Stored data entries
══════════════════════════════
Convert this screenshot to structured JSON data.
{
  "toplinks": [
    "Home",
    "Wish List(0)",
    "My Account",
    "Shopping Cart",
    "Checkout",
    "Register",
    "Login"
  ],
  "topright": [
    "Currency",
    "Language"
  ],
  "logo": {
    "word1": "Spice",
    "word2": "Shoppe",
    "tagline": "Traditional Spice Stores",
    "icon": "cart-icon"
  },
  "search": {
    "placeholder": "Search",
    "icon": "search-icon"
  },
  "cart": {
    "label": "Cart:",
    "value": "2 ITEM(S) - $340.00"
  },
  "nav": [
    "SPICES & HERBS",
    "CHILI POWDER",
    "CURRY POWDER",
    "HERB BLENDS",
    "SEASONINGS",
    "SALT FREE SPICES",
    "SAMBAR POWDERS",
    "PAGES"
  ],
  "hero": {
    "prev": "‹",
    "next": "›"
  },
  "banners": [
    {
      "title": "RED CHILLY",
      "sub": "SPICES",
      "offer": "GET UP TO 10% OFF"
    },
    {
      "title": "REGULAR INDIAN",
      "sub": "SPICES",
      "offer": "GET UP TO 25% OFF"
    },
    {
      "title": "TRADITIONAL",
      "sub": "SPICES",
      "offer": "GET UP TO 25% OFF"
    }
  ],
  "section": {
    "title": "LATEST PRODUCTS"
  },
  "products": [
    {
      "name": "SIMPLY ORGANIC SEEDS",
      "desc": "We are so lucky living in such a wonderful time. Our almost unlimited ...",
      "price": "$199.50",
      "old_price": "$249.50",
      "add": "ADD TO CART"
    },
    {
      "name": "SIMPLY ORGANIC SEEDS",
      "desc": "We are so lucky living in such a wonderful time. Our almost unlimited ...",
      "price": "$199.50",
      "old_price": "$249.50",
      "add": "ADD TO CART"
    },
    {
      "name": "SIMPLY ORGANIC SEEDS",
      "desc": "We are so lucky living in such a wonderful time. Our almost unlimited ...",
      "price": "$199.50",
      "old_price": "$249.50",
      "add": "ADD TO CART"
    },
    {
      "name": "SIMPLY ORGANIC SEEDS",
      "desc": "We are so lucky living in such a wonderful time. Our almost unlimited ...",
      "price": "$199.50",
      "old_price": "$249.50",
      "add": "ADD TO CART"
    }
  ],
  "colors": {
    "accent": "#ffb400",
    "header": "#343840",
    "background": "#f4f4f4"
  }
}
══════════════════════════════
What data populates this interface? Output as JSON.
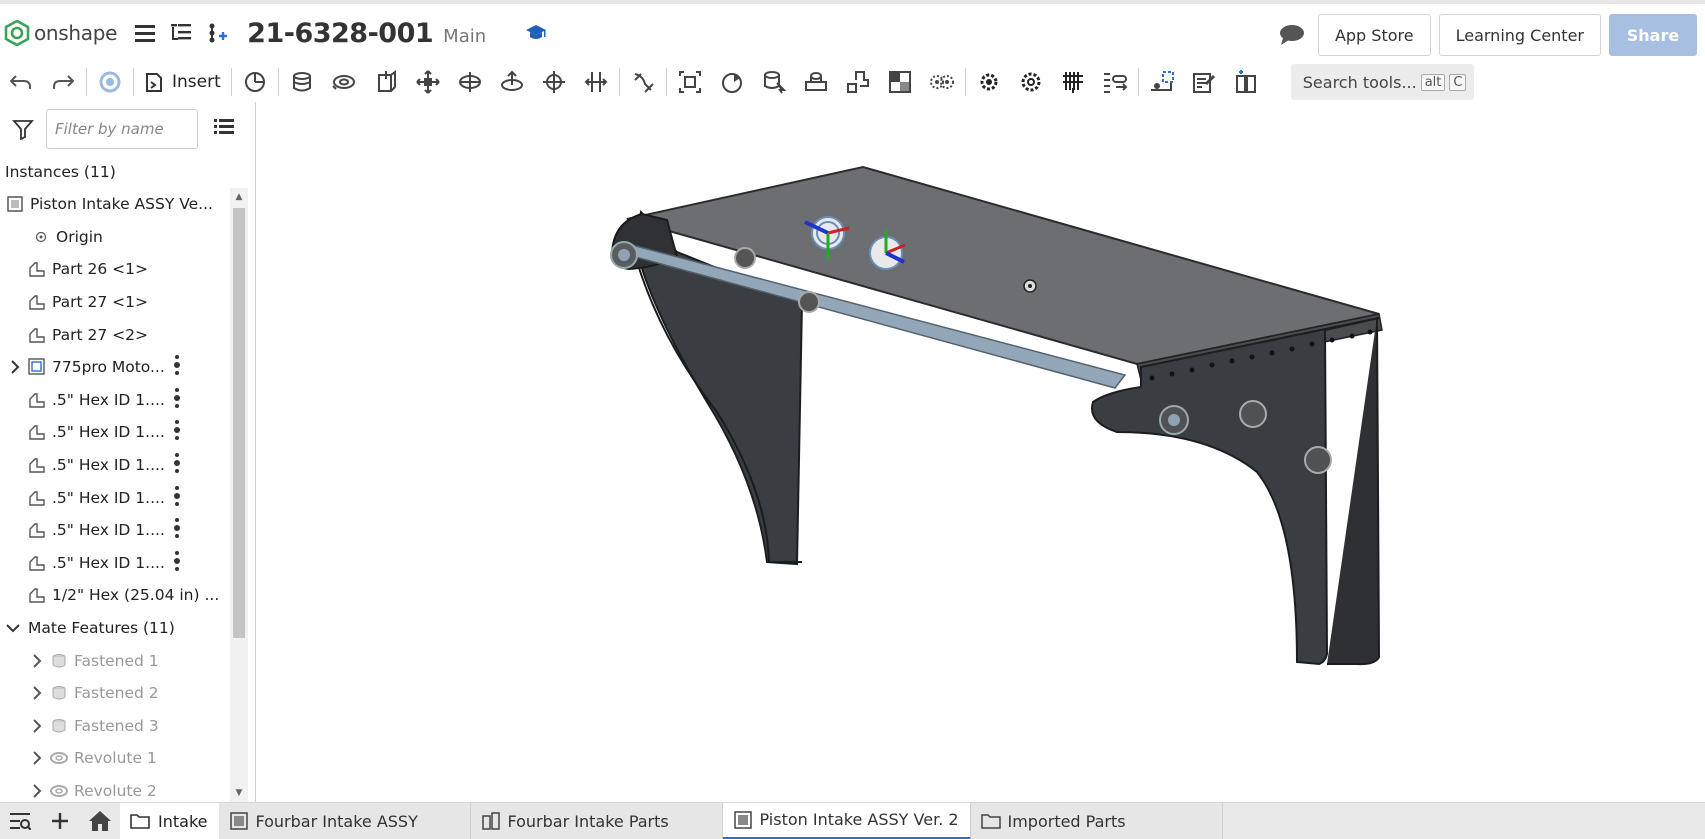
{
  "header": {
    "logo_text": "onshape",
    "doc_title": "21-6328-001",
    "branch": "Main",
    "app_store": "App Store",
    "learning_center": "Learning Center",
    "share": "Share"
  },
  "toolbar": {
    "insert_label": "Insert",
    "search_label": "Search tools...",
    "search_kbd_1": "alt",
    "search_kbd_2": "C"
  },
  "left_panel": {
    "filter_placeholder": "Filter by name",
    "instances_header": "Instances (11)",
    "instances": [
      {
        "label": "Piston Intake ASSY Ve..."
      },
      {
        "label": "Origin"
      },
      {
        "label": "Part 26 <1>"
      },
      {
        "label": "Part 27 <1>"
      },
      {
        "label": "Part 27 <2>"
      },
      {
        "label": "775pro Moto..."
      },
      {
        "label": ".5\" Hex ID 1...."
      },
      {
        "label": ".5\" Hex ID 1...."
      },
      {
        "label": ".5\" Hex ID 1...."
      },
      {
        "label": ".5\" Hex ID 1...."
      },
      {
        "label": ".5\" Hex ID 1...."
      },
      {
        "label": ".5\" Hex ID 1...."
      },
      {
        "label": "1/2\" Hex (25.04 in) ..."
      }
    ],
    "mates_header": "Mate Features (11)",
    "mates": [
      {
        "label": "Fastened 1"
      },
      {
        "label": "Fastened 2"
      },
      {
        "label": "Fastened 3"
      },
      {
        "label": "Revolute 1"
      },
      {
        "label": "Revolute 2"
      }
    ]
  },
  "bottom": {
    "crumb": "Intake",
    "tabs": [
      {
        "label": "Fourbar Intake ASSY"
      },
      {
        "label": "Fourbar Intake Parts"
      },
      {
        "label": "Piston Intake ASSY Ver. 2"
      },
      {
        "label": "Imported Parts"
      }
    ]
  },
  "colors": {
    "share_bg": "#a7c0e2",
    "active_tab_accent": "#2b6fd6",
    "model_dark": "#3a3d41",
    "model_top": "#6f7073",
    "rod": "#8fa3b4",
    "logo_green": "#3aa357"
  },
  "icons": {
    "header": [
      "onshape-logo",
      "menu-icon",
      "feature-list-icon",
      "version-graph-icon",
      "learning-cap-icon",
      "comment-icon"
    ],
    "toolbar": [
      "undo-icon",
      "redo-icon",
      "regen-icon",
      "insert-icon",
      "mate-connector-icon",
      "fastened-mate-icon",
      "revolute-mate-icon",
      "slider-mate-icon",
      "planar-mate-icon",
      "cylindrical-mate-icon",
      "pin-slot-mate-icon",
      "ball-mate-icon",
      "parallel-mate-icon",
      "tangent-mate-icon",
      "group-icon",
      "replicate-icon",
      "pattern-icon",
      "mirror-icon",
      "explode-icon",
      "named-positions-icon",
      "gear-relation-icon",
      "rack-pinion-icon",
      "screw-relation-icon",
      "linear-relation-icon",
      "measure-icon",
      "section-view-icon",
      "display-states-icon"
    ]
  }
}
══════════════════════════════
- _Exercise task_: Copy each line above that contains the string "this".

- _Written solution_:
Convert this screenshot to structured JSON data.
What data populates this interface? Output as JSON.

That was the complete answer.